> Texto de leitura:
--------------------------------

Já o pragmatismo, abandona o conceito de verdade como a harmonia e concordância entre o juízo e o ser do objeto. Segundo Hessen, para essa concepção verdadeiro “significa o mesmo que útil, valioso, promotor da vida” (HESSEN, 2000, p. 40). Portanto, o conceito de verdade não está fundamentado na teoria, mas na ação e resultados práticos. Isso deve ao fato de que na concepção de pensadores como Charles Sanders Pierce, William James e John Dewey, o ser humano não é essencialmente um ser teórico ou pensante, mas prático, de vontade e ação. Dessa forma, os fins práticos vão determinar aquilo que pode ser conhecido. Na tirinha de Hagar, inicialmente é possível perceber que havia uma preocupação do guerreiro viking em saber se a pessoa que se aproximava era amiga ou inimiga. Hagar agiu de forma pragmática quando procurou conhecer o desconhecido pela utilidade desse conhecimento, corroborando com a proposta de Pierce.

--------------------------------

> Linhas de dados:
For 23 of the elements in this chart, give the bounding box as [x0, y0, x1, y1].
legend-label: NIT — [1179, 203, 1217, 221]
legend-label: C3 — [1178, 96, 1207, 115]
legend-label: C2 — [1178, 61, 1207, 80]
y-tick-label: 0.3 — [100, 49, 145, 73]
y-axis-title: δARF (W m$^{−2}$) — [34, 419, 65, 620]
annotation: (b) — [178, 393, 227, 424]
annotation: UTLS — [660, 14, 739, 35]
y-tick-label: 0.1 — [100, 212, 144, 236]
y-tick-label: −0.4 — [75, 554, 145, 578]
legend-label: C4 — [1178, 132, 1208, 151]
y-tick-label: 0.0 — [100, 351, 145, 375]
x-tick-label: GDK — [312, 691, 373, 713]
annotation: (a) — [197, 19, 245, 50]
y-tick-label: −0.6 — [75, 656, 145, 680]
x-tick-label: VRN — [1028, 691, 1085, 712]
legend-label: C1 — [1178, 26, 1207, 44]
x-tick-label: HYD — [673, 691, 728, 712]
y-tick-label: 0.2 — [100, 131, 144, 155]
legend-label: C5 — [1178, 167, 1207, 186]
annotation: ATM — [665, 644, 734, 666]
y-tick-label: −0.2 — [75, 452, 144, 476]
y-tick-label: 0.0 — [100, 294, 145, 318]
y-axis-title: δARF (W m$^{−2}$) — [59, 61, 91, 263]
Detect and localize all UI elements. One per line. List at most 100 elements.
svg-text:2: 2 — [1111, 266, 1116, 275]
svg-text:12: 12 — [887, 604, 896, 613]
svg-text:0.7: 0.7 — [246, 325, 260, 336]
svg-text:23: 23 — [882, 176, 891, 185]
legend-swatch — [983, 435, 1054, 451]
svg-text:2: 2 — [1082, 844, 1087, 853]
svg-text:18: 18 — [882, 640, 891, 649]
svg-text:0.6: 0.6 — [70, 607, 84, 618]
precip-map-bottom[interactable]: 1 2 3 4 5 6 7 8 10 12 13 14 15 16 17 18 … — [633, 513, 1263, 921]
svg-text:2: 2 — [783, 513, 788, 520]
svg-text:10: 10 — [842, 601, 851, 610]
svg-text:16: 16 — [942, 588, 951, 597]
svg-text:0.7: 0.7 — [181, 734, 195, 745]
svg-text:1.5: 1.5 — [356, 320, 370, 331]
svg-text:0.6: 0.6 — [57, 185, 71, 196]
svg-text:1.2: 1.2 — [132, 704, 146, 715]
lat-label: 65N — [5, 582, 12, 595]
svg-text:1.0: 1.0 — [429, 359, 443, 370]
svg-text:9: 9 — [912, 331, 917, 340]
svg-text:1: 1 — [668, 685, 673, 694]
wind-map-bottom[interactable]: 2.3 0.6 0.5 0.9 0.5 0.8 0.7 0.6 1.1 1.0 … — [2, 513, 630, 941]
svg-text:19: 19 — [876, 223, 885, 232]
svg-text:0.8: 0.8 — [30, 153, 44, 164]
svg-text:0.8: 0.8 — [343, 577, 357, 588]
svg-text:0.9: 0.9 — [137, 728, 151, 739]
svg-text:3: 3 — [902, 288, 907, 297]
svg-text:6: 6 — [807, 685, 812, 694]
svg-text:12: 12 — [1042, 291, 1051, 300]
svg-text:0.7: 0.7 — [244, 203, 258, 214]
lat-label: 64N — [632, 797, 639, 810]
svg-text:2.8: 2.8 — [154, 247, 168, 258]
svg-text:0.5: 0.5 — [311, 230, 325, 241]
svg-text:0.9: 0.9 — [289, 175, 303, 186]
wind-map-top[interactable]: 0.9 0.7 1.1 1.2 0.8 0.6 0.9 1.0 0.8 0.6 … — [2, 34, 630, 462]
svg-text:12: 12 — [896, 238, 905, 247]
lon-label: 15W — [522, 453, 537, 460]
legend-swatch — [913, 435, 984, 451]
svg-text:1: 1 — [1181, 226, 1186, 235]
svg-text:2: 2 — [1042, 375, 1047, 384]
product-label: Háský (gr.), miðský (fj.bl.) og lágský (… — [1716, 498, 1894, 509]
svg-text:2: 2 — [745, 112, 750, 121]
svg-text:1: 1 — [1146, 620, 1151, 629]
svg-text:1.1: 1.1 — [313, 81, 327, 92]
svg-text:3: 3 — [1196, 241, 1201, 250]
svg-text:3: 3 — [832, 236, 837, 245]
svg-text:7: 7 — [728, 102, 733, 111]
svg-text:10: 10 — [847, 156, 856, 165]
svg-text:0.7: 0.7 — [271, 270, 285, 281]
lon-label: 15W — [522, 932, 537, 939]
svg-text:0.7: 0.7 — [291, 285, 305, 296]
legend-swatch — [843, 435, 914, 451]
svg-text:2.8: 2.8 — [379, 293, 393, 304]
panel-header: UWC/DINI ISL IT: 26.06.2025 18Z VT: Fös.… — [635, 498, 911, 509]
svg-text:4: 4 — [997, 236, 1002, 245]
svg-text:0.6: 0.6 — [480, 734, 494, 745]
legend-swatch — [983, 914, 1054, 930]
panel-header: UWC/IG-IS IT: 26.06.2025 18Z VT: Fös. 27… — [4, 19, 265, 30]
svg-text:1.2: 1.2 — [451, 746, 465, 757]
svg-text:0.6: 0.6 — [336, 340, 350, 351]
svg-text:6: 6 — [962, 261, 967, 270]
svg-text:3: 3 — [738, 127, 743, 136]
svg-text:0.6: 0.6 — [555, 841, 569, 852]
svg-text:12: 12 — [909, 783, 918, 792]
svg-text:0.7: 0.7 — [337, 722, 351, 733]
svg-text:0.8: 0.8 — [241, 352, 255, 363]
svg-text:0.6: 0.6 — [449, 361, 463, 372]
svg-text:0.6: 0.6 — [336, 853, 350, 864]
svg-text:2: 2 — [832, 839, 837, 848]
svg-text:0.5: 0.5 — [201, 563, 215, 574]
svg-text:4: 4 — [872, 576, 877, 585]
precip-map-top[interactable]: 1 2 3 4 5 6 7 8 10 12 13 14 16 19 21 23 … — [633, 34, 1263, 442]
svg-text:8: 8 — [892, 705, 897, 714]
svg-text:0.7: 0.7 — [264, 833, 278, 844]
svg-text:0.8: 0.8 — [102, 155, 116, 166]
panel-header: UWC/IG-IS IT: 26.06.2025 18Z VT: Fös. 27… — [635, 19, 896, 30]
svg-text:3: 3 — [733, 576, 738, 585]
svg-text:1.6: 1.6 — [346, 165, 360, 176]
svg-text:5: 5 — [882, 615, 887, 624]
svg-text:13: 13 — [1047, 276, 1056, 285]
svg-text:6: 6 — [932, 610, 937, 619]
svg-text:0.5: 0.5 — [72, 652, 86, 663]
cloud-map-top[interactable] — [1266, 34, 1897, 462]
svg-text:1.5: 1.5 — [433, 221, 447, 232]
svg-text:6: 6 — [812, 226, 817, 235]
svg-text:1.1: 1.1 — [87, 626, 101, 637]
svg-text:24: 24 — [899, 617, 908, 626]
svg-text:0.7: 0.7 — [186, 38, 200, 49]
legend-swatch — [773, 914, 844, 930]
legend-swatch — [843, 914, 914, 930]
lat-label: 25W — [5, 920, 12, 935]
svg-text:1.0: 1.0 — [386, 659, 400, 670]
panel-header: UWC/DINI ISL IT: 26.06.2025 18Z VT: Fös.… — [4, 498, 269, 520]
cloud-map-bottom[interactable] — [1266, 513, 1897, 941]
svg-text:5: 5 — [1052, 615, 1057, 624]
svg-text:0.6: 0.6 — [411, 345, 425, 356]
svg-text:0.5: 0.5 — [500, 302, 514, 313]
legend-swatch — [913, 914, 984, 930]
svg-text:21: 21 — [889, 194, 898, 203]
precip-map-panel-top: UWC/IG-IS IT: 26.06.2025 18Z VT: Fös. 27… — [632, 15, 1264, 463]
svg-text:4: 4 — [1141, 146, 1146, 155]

--------------------------------

Pode repetir na íntegra, sem mudar uma só palavra, o texto sobre o pragmatismo?

> Resposta do exercício:
Já o pragmatismo, abandona o conceito de verdade como a harmonia e concordância entre o juízo e o ser do objeto. Segundo Hessen, para essa concepção verdadeiro “significa o mesmo que útil, valioso, promotor da vida” (HESSEN, 2000, p. 40). Portanto, o conceito de verdade não está fundamentado na teoria, mas na ação e resultados práticos. Isso deve ao fato de que na concepção de pensadores como Charles Sanders Pierce, William James e John Dewey, o ser humano não é essencialmente um ser teórico ou pensante, mas prático, de vontade e ação. Dessa forma, os fins práticos vão determinar aquilo que pode ser conhecido. Na tirinha de Hagar, inicialmente é possível perceber que havia uma preocupação do guerreiro viking em saber se a pessoa que se aproximava era amiga ou inimiga. Hagar agiu de forma pragmática quando procurou conhecer o desconhecido pela utilidade desse conhecimento, corroborando com a proposta de Pierce.